◆ TASK TO CARRY OUT
Find each line holding "Where" and copy it out.

◆ MATERIAL PROVIDED
** Begin **

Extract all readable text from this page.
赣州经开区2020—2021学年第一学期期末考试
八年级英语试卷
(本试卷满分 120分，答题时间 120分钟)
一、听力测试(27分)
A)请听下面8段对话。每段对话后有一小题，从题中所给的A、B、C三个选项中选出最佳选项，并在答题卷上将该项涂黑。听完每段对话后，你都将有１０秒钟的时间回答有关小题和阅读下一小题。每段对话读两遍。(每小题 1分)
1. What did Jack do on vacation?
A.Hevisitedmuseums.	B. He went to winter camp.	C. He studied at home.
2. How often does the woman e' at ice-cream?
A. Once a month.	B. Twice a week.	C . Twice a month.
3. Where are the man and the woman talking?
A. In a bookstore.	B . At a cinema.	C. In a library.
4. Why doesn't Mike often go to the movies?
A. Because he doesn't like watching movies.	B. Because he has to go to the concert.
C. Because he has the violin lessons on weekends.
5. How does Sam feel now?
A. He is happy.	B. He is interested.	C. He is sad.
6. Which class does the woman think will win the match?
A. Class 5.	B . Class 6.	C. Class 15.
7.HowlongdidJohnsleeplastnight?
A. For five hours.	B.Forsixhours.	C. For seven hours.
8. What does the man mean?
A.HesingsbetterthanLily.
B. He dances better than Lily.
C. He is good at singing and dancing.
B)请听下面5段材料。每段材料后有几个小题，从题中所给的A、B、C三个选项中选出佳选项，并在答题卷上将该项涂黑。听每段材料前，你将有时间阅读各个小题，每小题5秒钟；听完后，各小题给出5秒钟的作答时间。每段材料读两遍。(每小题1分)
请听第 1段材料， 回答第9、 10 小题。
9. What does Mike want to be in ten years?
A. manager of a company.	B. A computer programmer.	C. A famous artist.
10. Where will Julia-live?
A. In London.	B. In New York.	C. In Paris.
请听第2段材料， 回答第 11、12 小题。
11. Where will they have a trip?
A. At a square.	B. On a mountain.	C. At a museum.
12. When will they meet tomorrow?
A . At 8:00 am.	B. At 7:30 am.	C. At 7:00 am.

** End **

◆ SOLUTION BELOW
3. Where are the man and the woman talking?
10. Where will Julia-live?
11. Where will they have a trip?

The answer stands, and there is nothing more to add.